• _Source extract_:
┏━━

Punch Quest is the best iOS game I’ve played in the last six months.  It will undoubtedly (and unfairly) always remain in the shadow of Jet Pack Joyride, even though it’s a genuinely great game in it’s own right.

Review: 4 stars (our of 5)

Memory:  The first time you get to the laser raptor level.

Crimson Shroud Review

Title:  Crimson Shroud
Maker: Nexus
Publisher: Level-5
System: 3DS
Format: Nintendo eShop
Cost: $8

The best thing I ever read in middle school

Positives:  The writing.  Which means:  the story, the characters, and the scope.  It creates an entire world, but never has the need to leave the one area you explore in.  It doesn’t try to do too much, but as a result everything it does, it does well.  The battle and upgrade systems are simple but lend themselves well to tinkering.  The character art design is solid, if not as strong as other Yasumi Matsuno games. And as a personal plus, the main character eschews the normal jrpg bullshit of being a whiny teenager, and is instead set in his late 20s.

There’s not a lot of drawings, but they sink in

Negatives:  I rarely say this for the time sink-hole that is the rpg genre, but Crimson Shroud could be longer.  The table-top piece setup doesn’t harm the game at all, but it only gets away with the complete lack of animation because the writing is so strong.  In the end, you just want it to have a bit more of everything.

The engine that powers the game

Verdict:  There’s beauty in the simplicity, and it allowed Nexus and Level-5 to make a very good game. But it’s probably unrealistic to think it could be stretched into anything with enough substance to be great.  Still, it’s so easy to like while it lasts.

Review:  4 stars (out of 5)

Memory:  The use of the word “slurry”.  It’s poured down someone’s throat at the beginning.

 

Singularity Review

Title:  Singularity
Maker: Raven Soft
Publisher: Activision
System: PS3
Cost: $9 Used – Gamestop

Like a moped…

Rapid Aging – best power

Positives:  The game for the most part feels good.  There aren’t a lot of guns, but what they do have feels a hell of a lot better than anything in a game like Killzone.  And on top of that you get some superhero powers that aren’t really necessary, but add to the overall appeal.  It also does small thing right, like automatically putting you into a crouch when you walk into a vent.  Crouching in general is handled well in the game (I actually never realized how much I hate most crouching mechanisms until playing Singularity).

┗━━

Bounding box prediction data
┏━━

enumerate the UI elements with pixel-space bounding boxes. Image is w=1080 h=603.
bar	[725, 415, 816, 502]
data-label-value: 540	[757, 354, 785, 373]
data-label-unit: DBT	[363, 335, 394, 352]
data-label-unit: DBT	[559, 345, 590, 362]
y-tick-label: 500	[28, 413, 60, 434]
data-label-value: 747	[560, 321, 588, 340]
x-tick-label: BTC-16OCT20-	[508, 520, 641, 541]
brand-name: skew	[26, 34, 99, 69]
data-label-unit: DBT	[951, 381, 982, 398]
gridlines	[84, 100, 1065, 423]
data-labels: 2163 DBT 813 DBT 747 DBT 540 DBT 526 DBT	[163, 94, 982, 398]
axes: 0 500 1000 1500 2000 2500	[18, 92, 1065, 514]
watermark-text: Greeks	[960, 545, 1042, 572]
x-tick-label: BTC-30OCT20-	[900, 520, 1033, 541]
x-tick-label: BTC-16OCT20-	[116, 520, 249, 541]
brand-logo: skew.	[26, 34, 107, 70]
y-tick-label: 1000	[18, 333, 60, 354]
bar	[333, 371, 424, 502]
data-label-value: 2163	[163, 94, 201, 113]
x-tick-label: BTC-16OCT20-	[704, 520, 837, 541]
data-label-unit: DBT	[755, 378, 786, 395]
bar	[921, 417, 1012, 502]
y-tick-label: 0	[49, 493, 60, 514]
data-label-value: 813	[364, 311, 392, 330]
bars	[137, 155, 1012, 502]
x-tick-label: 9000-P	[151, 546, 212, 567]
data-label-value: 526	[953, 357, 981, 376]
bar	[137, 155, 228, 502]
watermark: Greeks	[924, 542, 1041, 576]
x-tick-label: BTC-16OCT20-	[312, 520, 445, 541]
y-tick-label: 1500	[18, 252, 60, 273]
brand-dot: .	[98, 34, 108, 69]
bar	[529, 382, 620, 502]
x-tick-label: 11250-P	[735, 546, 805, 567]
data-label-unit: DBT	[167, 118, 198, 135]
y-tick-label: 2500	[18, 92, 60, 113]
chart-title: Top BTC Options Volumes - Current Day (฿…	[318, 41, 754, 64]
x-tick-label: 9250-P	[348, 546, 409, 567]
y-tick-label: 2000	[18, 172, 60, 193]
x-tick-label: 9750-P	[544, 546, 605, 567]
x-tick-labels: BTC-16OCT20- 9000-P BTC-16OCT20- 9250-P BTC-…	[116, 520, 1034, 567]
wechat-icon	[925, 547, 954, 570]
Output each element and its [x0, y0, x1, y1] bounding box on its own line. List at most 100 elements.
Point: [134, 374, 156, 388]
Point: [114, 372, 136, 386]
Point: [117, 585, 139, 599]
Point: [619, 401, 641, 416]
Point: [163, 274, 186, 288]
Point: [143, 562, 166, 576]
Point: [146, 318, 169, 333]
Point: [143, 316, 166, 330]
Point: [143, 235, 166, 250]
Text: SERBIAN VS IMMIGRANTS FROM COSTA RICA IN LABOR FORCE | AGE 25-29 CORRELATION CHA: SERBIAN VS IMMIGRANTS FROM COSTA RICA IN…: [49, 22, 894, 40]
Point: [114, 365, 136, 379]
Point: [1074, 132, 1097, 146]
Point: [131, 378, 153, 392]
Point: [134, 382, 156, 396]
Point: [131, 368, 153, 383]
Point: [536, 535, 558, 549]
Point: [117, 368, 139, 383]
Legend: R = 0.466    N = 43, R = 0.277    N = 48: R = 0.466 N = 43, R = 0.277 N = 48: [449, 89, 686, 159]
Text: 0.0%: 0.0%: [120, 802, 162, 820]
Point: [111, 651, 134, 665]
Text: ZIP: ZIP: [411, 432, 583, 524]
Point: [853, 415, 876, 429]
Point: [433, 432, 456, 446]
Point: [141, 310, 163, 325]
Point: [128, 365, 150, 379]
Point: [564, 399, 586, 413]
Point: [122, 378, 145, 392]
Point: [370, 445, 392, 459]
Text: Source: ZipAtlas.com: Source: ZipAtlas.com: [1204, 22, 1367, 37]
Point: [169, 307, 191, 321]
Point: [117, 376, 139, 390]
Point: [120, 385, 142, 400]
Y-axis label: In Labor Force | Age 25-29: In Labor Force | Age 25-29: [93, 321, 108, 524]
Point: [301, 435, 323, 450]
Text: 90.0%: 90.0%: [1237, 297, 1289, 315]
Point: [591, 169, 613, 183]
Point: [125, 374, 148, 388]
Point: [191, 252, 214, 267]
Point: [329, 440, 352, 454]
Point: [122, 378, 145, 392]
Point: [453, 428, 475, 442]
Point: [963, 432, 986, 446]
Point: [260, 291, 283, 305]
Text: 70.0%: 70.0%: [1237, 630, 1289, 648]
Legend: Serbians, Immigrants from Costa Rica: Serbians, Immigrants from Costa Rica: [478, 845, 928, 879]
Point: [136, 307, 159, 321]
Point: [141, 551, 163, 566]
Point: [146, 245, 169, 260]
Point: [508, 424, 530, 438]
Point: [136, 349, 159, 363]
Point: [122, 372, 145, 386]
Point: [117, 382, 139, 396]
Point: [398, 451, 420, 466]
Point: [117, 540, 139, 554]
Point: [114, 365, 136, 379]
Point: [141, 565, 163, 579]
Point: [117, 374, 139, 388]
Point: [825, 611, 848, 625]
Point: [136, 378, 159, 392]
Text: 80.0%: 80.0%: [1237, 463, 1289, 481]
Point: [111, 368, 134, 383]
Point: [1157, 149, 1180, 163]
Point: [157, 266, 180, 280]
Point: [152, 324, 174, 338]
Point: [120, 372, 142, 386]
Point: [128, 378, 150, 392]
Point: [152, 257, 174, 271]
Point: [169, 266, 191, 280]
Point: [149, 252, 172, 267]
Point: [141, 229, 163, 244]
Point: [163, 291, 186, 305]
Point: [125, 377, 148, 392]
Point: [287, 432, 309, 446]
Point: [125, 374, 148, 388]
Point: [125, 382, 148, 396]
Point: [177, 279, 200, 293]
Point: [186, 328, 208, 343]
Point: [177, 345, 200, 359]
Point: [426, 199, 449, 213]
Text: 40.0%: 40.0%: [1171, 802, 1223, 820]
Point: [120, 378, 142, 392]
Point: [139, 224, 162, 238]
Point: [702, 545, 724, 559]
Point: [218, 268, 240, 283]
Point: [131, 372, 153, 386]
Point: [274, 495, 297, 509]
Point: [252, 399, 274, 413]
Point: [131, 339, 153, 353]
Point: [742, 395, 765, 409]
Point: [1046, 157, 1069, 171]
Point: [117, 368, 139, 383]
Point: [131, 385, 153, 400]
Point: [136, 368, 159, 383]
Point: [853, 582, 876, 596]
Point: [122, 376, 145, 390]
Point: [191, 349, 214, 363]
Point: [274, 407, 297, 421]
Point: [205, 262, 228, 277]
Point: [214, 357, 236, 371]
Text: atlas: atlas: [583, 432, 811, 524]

┗━━

• _Tasks and exercises_:
1. Which publisher do the video game reviews list for Crimson Shroud?
2. Copy out the video game reviews from "Punch Quest is" up to and including "laser raptor level.".
3. Write the next part of the video game reviews, picking up after their last sentence.

• _Solved problems_:
1. Level-5

2.
Punch Quest is the best iOS game I’ve played in the last six months.  It will undoubtedly (and unfairly) always remain in the shadow of Jet Pack Joyride, even though it’s a genuinely great game in it’s own right.

Review: 4 stars (our of 5)

Memory:  The first time you get to the laser raptor level.

3.
Negatives:  This is the small stuff, but it’s on the big stuff that Singularity gets absurd.  First, it can’t make up it’s mind if it’s scary or camp.  The first area has some legitimate ambiance and unease to it, but this is completely unsettled by the character models and the gung-ho gameplay that eventually replaces it.  In this change, the resource management that exists at the beginning is also thrown out (naturally, as run and gun gameplay doesn’t lend itself well to ammo conservation).

There are multiple endings to Singularity, and together they sum up all the problems of the game.  They run the gambit from darkly logical and intriguing to stupid and hole-ridden (oh, the main one is so bad).  It’s a two that I want to be a three, but it’s still a two.

Review: 2 stars (out of 5)

Memory: The Soviets speak to each other in English (with obligatory horrible Russian accents).

Adding Reviews

I haven’t posted anything for awhile (if you don’t count the post from five minutes ago, which I actually wrote months ago). But I have new motivation in the blog, and that’s to add a review section.

The goal:  To provide short reviews, that are (hopefully) not biased by any previously published scores or impressions.

The score system will be borrowed from what I consider the best video game magazine that was ever published, Next Generation.  It is a simple 5 star system, but because of the simplicity the entire scale will be used.  This is in contrast to a 1-10 scale, where most games place between 7-9, with anything below not being worth playing, and anything above being considered great (really what is the difference between 8.5 and 9, or even 8 and 9 for that matter?).  At that level, the real question is it a 4 star (God of War 3), or a 5 star game (Demon Souls)?